MATERIAL FOR THE TASK:
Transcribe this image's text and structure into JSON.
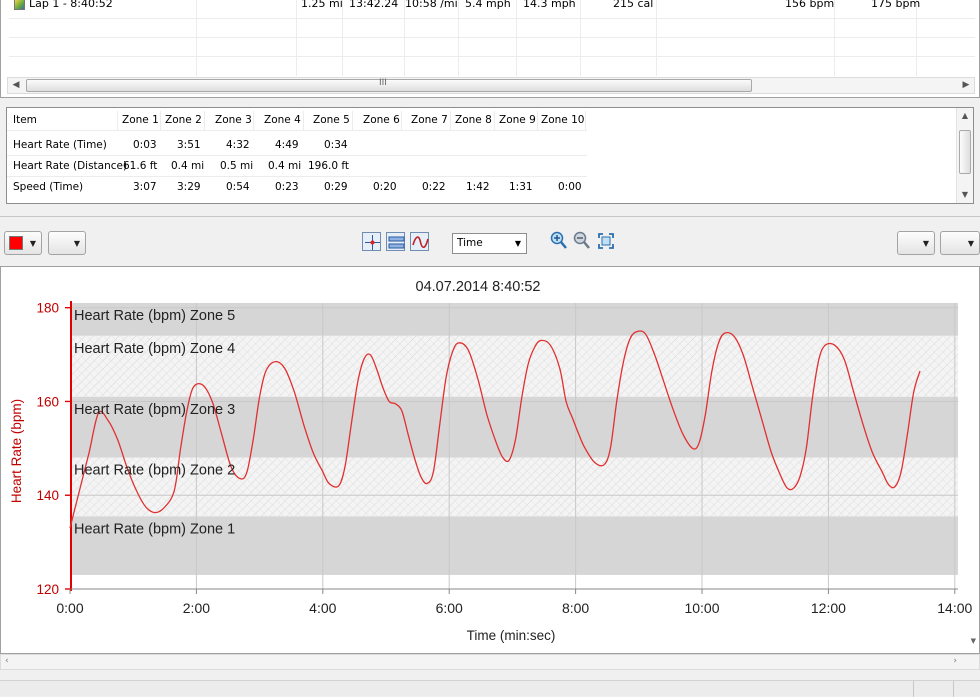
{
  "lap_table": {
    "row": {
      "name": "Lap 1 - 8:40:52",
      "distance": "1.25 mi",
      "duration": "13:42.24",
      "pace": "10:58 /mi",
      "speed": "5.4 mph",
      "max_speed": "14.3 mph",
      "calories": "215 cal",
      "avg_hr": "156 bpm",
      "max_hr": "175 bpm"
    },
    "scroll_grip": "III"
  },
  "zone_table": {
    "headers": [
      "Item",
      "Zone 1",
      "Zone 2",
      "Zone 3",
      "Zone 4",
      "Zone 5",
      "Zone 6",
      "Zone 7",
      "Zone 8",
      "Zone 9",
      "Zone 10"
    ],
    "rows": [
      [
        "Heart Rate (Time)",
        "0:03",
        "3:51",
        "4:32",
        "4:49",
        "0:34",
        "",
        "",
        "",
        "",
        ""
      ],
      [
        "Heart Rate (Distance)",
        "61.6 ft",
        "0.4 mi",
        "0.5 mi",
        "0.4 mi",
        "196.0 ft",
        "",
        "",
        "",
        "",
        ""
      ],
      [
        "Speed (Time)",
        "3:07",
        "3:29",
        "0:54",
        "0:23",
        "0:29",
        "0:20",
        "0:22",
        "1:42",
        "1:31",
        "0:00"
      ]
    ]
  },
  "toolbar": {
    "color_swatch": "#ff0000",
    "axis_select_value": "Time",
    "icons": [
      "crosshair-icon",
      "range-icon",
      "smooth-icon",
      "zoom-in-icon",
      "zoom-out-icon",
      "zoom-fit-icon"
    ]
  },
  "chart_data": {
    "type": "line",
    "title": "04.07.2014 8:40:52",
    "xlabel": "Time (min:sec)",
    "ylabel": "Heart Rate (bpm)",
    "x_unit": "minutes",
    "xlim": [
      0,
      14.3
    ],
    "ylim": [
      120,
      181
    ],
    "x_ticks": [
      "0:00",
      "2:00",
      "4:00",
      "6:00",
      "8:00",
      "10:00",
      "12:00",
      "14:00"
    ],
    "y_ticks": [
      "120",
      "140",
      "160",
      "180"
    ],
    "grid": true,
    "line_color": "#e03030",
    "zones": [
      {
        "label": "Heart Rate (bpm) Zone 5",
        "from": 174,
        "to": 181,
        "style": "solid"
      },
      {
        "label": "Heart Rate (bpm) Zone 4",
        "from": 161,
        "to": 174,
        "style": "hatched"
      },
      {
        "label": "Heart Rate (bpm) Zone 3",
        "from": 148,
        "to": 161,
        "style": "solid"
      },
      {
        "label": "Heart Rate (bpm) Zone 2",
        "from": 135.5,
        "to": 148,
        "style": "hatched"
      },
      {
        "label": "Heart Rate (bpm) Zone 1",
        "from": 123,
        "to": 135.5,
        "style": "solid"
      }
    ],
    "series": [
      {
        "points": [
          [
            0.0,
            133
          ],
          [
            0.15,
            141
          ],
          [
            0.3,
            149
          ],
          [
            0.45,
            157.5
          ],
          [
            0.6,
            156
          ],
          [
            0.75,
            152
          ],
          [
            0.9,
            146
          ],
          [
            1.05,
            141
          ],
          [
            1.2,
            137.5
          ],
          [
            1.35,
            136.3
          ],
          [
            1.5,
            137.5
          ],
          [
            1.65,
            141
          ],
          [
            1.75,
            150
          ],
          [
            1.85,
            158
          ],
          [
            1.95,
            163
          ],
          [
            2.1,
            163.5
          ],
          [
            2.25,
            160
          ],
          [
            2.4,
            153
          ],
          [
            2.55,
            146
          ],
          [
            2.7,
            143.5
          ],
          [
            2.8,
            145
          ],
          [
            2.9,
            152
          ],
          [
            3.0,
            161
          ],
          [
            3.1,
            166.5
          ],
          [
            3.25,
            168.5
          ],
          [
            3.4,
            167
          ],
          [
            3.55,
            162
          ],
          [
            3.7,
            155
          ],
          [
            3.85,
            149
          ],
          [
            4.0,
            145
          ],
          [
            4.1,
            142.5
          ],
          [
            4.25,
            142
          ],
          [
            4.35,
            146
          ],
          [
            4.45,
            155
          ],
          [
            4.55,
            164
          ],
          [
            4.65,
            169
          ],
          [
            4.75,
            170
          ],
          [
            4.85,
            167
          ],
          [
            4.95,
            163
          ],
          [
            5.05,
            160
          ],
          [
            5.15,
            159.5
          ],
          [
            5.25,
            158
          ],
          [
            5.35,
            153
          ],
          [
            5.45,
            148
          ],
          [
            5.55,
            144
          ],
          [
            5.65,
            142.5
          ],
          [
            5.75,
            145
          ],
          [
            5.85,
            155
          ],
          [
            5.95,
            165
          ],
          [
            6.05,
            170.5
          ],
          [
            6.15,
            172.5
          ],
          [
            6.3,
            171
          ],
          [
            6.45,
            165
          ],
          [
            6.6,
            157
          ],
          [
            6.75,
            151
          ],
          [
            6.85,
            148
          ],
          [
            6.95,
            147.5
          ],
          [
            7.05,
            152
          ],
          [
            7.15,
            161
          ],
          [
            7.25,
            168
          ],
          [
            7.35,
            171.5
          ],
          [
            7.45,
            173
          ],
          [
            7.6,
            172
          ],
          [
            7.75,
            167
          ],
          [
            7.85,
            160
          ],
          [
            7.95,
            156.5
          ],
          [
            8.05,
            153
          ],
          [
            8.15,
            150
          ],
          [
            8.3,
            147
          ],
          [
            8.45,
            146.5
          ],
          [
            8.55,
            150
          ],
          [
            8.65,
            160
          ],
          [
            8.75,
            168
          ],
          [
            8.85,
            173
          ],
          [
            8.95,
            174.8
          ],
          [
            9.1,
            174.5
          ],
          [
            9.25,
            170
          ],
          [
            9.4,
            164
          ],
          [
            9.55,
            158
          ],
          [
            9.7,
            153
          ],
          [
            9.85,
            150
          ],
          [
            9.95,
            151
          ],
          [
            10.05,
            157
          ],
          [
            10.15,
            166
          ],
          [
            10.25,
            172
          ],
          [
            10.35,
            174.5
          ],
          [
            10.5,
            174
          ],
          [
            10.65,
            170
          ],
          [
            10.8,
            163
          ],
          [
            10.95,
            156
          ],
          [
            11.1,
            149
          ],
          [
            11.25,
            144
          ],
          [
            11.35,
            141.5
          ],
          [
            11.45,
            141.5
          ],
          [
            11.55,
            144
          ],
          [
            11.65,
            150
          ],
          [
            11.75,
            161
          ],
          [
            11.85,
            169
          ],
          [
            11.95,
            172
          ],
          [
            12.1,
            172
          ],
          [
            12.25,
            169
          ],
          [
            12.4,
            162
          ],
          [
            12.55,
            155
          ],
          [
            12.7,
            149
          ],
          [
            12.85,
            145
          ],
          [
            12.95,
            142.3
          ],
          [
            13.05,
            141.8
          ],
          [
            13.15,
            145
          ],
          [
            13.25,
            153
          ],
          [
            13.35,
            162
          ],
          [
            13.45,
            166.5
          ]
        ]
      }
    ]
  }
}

GIVEN EXERCISE:
Look through the records and gather every line containing "Rate".

RESULT OF THE TASK:
        "Heart Rate (Time)",
        "Heart Rate (Distance)",
    "ylabel": "Heart Rate (bpm)",
        "label": "Heart Rate (bpm) Zone 5",
        "label": "Heart Rate (bpm) Zone 4",
        "label": "Heart Rate (bpm) Zone 3",
        "label": "Heart Rate (bpm) Zone 2",
        "label": "Heart Rate (bpm) Zone 1",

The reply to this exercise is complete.